→ WHAT TO PRODUCE: Take every line from the listing below that includes "Expression" and copy it.
== RECORD SET ==
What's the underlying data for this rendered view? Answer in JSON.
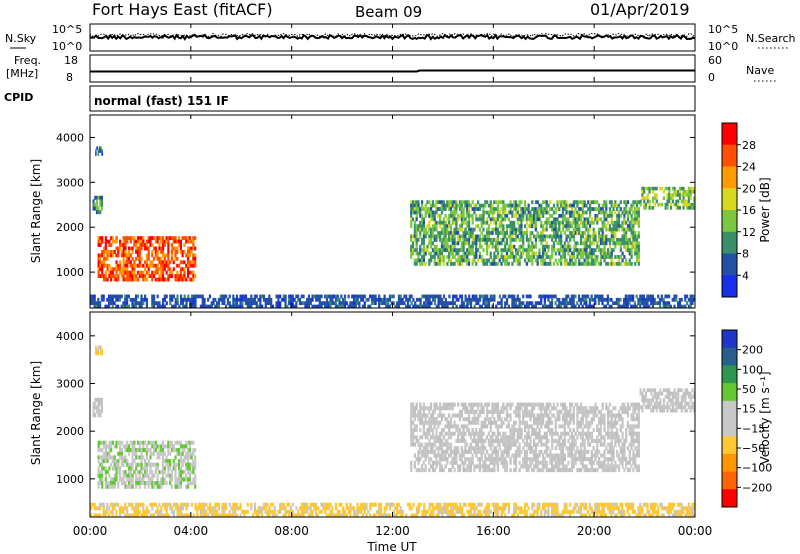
{
  "header": {
    "station": "Fort Hays East (fitACF)",
    "beam": "Beam 09",
    "date": "01/Apr/2019"
  },
  "noise_panel": {
    "left_label": "N.Sky",
    "right_label": "N.Search",
    "left_ticks": [
      "10^5",
      "10^0"
    ],
    "right_ticks": [
      "10^5",
      "10^0"
    ]
  },
  "freq_panel": {
    "left_label_line1": "Freq.",
    "left_label_line2": "[MHz]",
    "right_label": "Nave",
    "left_ticks": [
      "18",
      "8"
    ],
    "right_ticks": [
      "60",
      "0"
    ]
  },
  "cpid_panel": {
    "label": "CPID",
    "text": "normal (fast) 151 IF"
  },
  "time_axis": {
    "label": "Time UT",
    "ticks": [
      "00:00",
      "04:00",
      "08:00",
      "12:00",
      "16:00",
      "20:00",
      "00:00"
    ]
  },
  "colors": {
    "power_scale": [
      "#1530e8",
      "#2450a8",
      "#3a8f6a",
      "#7ac840",
      "#d8d820",
      "#ff9a00",
      "#ff5000",
      "#ff0000"
    ],
    "velocity_scale": [
      "#ff0000",
      "#ff6400",
      "#ff9600",
      "#ffc832",
      "#c8c8c8",
      "#c8c8c8",
      "#64c832",
      "#2f9650",
      "#285f8c",
      "#1e37c8"
    ],
    "ground_scatter": "#c0c0c0"
  },
  "chart_data": [
    {
      "type": "heatmap",
      "name": "Power",
      "ylabel": "Slant Range [km]",
      "xlabel": "",
      "xlim": [
        0,
        24
      ],
      "ylim": [
        200,
        4500
      ],
      "yticks": [
        "1000",
        "2000",
        "3000",
        "4000"
      ],
      "colorbar": {
        "label": "Power [dB]",
        "range": [
          0,
          32
        ],
        "ticks": [
          "4",
          "8",
          "12",
          "16",
          "20",
          "24",
          "28"
        ]
      },
      "regions": [
        {
          "t_start": 0.3,
          "t_end": 4.2,
          "r_start": 800,
          "r_end": 1800,
          "value": 26
        },
        {
          "t_start": 0.1,
          "t_end": 0.5,
          "r_start": 2300,
          "r_end": 2700,
          "value": 10
        },
        {
          "t_start": 0.2,
          "t_end": 0.5,
          "r_start": 3600,
          "r_end": 3800,
          "value": 6
        },
        {
          "t_start": 12.7,
          "t_end": 21.8,
          "r_start": 1150,
          "r_end": 2600,
          "value": 12
        },
        {
          "t_start": 21.8,
          "t_end": 24.0,
          "r_start": 2400,
          "r_end": 2900,
          "value": 14
        },
        {
          "t_start": 0.0,
          "t_end": 24.0,
          "r_start": 200,
          "r_end": 500,
          "value": 6
        }
      ]
    },
    {
      "type": "heatmap",
      "name": "Velocity",
      "ylabel": "Slant Range [km]",
      "xlabel": "Time UT",
      "xlim": [
        0,
        24
      ],
      "ylim": [
        200,
        4500
      ],
      "yticks": [
        "1000",
        "2000",
        "3000",
        "4000"
      ],
      "colorbar": {
        "label": "Velocity [m s⁻¹]",
        "range": [
          -250,
          250
        ],
        "ticks": [
          "200",
          "100",
          "50",
          "15",
          "−15",
          "−50",
          "−100",
          "−200"
        ]
      },
      "regions": [
        {
          "t_start": 0.3,
          "t_end": 4.2,
          "r_start": 800,
          "r_end": 1800,
          "value": 40
        },
        {
          "t_start": 0.1,
          "t_end": 0.5,
          "r_start": 2300,
          "r_end": 2700,
          "value": 0
        },
        {
          "t_start": 0.2,
          "t_end": 0.5,
          "r_start": 3600,
          "r_end": 3800,
          "value": -60
        },
        {
          "t_start": 12.7,
          "t_end": 21.8,
          "r_start": 1150,
          "r_end": 2600,
          "value": 0
        },
        {
          "t_start": 21.8,
          "t_end": 24.0,
          "r_start": 2400,
          "r_end": 2900,
          "value": 0
        },
        {
          "t_start": 0.0,
          "t_end": 24.0,
          "r_start": 200,
          "r_end": 500,
          "value": -40
        }
      ]
    }
  ]
}
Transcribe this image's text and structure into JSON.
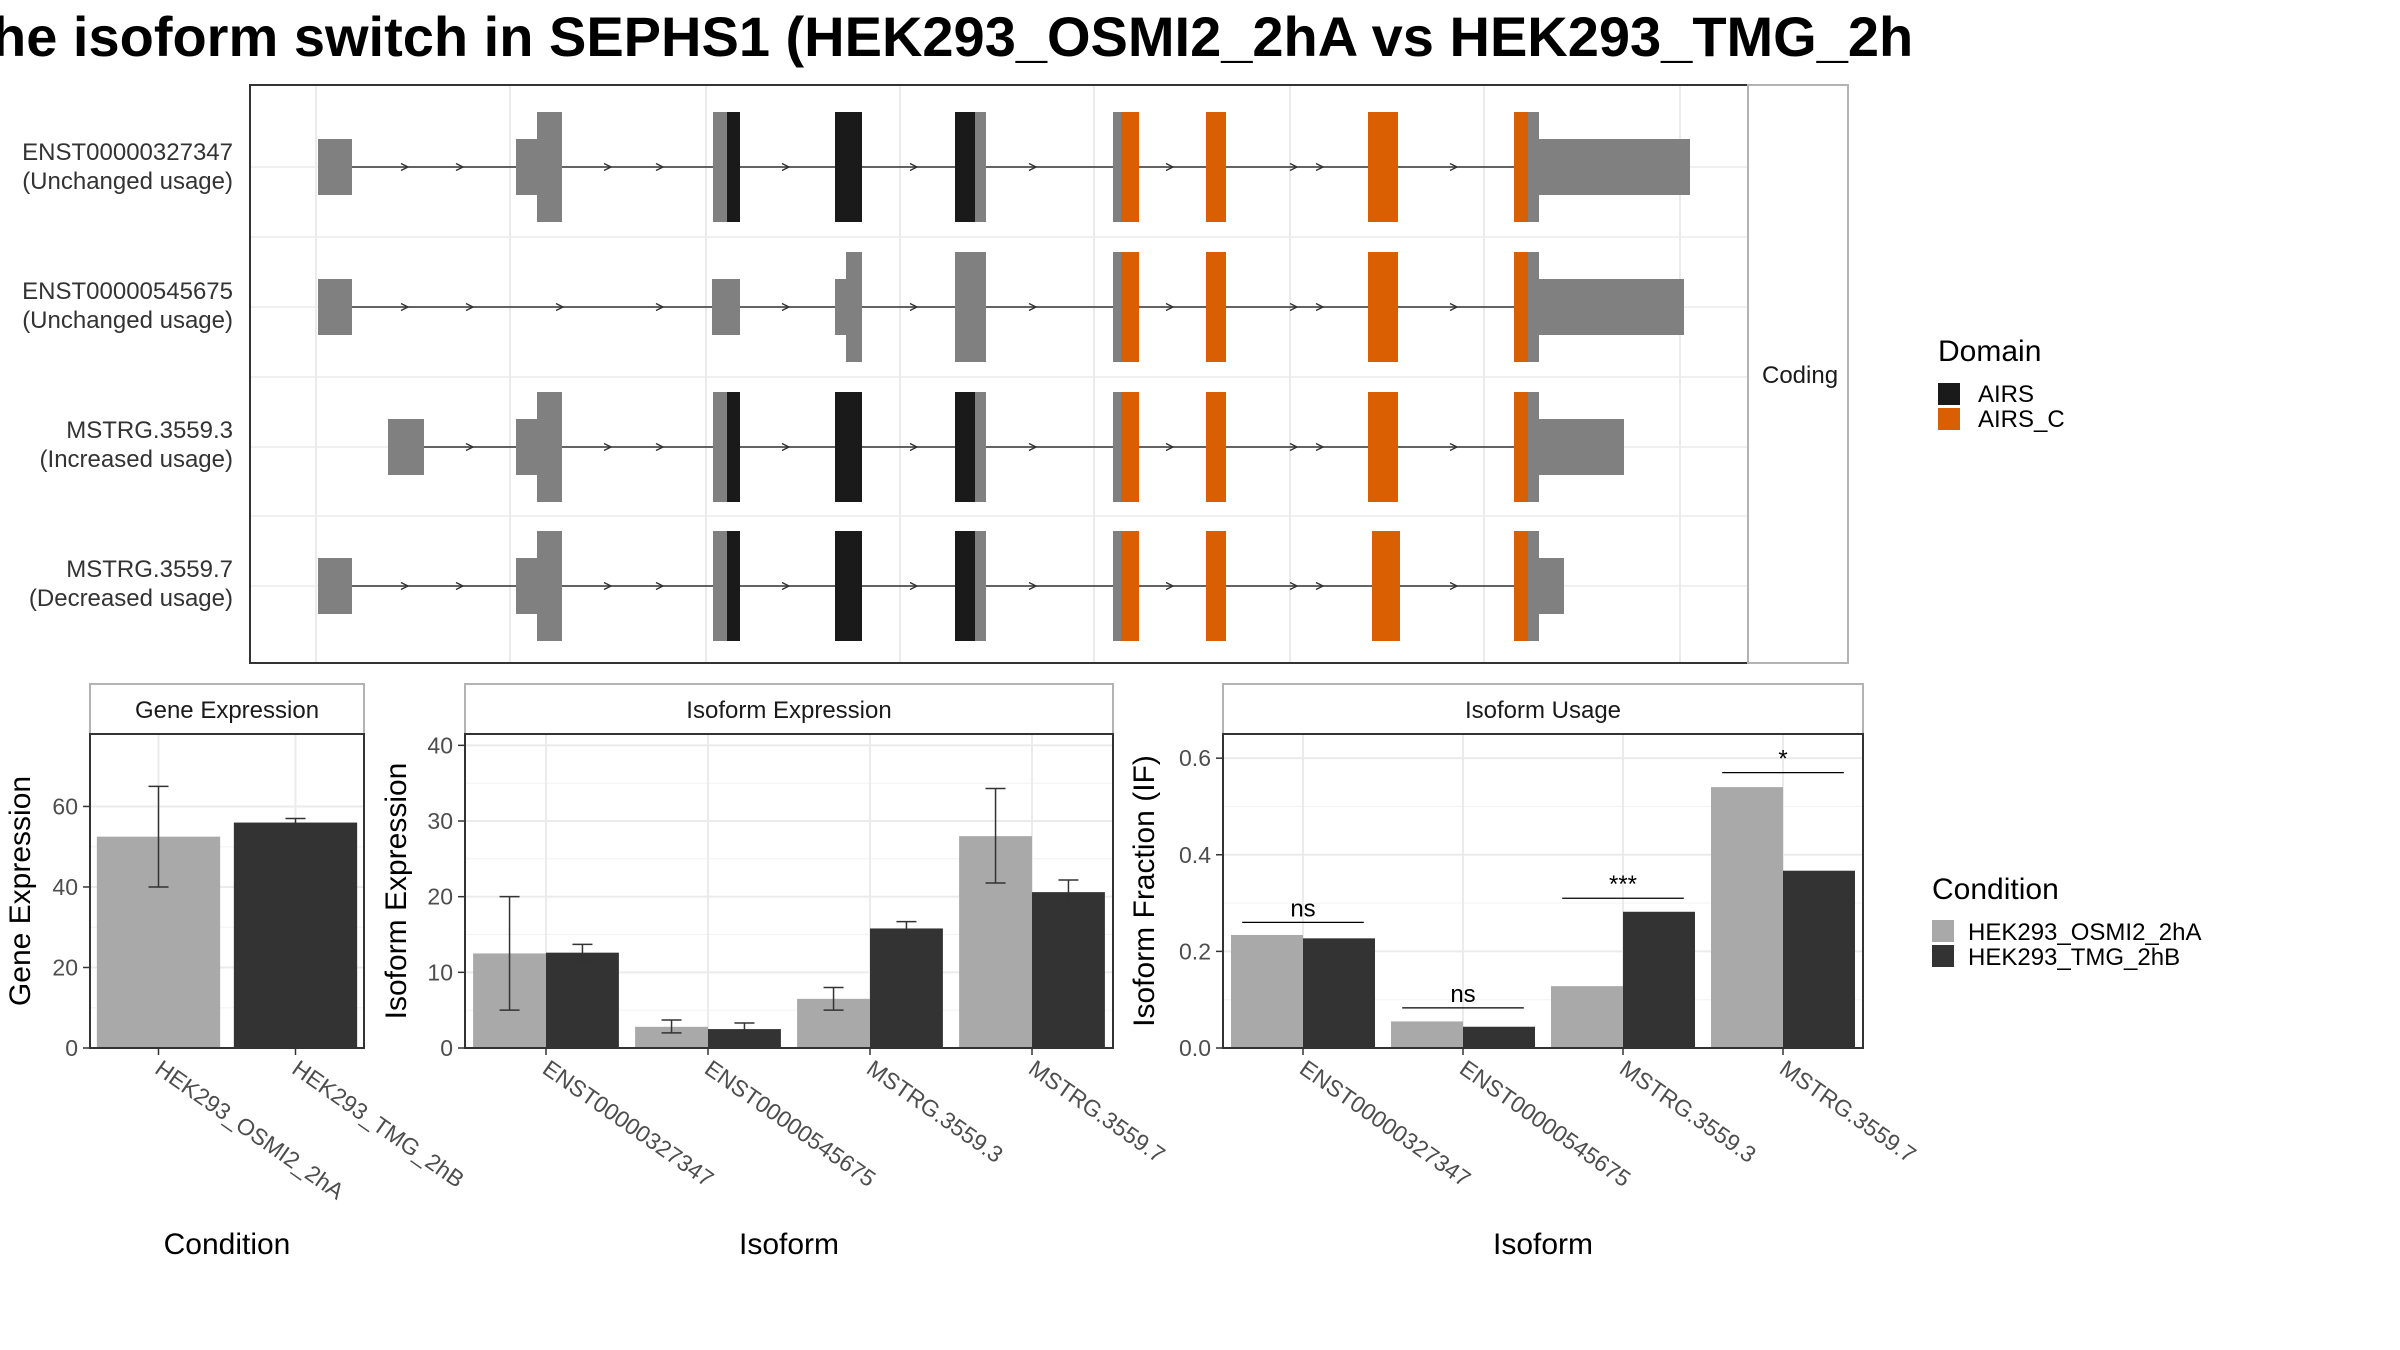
{
  "title": "he isoform switch in SEPHS1 (HEK293_OSMI2_2hA vs HEK293_TMG_2h",
  "colors": {
    "utr": "#808080",
    "domain_AIRS": "#1a1a1a",
    "domain_AIRS_C": "#d95f02",
    "cond_A": "#a9a9a9",
    "cond_B": "#333333",
    "grid": "#ebebeb",
    "panel_border": "#333333",
    "strip_border": "#b3b3b3"
  },
  "transcripts_panel": {
    "facet_label": "Coding",
    "transcripts": [
      {
        "id": "ENST00000327347",
        "usage": "(Unchanged usage)"
      },
      {
        "id": "ENST00000545675",
        "usage": "(Unchanged usage)"
      },
      {
        "id": "MSTRG.3559.3",
        "usage": "(Increased usage)"
      },
      {
        "id": "MSTRG.3559.7",
        "usage": "(Decreased usage)"
      }
    ]
  },
  "domain_legend": {
    "title": "Domain",
    "items": [
      {
        "label": "AIRS",
        "color": "#1a1a1a"
      },
      {
        "label": "AIRS_C",
        "color": "#d95f02"
      }
    ]
  },
  "condition_legend": {
    "title": "Condition",
    "items": [
      {
        "label": "HEK293_OSMI2_2hA",
        "color": "#a9a9a9"
      },
      {
        "label": "HEK293_TMG_2hB",
        "color": "#333333"
      }
    ]
  },
  "chart_data": [
    {
      "type": "bar",
      "strip": "Gene Expression",
      "categories": [
        "HEK293_OSMI2_2hA",
        "HEK293_TMG_2hB"
      ],
      "values": [
        52.5,
        56.0
      ],
      "error_low": [
        40.0,
        55.0
      ],
      "error_high": [
        65.0,
        57.0
      ],
      "xlabel": "Condition",
      "ylabel": "Gene Expression",
      "ylim": [
        0,
        78
      ],
      "yticks": [
        0,
        20,
        40,
        60
      ]
    },
    {
      "type": "bar",
      "strip": "Isoform Expression",
      "categories": [
        "ENST00000327347",
        "ENST00000545675",
        "MSTRG.3559.3",
        "MSTRG.3559.7"
      ],
      "series": [
        {
          "name": "HEK293_OSMI2_2hA",
          "values": [
            12.5,
            2.8,
            6.5,
            28.0
          ],
          "error_low": [
            5.0,
            2.0,
            5.0,
            21.8
          ],
          "error_high": [
            20.0,
            3.7,
            8.0,
            34.3
          ]
        },
        {
          "name": "HEK293_TMG_2hB",
          "values": [
            12.6,
            2.5,
            15.8,
            20.6
          ],
          "error_low": [
            11.5,
            1.8,
            15.0,
            19.0
          ],
          "error_high": [
            13.7,
            3.3,
            16.7,
            22.2
          ]
        }
      ],
      "xlabel": "Isoform",
      "ylabel": "Isoform Expression",
      "ylim": [
        0,
        41.5
      ],
      "yticks": [
        0,
        10,
        20,
        30,
        40
      ]
    },
    {
      "type": "bar",
      "strip": "Isoform Usage",
      "categories": [
        "ENST00000327347",
        "ENST00000545675",
        "MSTRG.3559.3",
        "MSTRG.3559.7"
      ],
      "series": [
        {
          "name": "HEK293_OSMI2_2hA",
          "values": [
            0.234,
            0.055,
            0.128,
            0.54
          ]
        },
        {
          "name": "HEK293_TMG_2hB",
          "values": [
            0.227,
            0.044,
            0.282,
            0.367
          ]
        }
      ],
      "significance": [
        "ns",
        "ns",
        "***",
        "*"
      ],
      "significance_y": [
        0.26,
        0.083,
        0.31,
        0.57
      ],
      "xlabel": "Isoform",
      "ylabel": "Isoform Fraction (IF)",
      "ylim": [
        0,
        0.65
      ],
      "yticks": [
        0,
        0.2,
        0.4,
        0.6
      ],
      "ytick_labels": [
        "0.0",
        "0.2",
        "0.4",
        "0.6"
      ]
    }
  ]
}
===
→ WORKED SOLUTION:
      "strip": "Gene Expression",
      "ylabel": "Gene Expression",
      "strip": "Isoform Expression",
      "ylabel": "Isoform Expression",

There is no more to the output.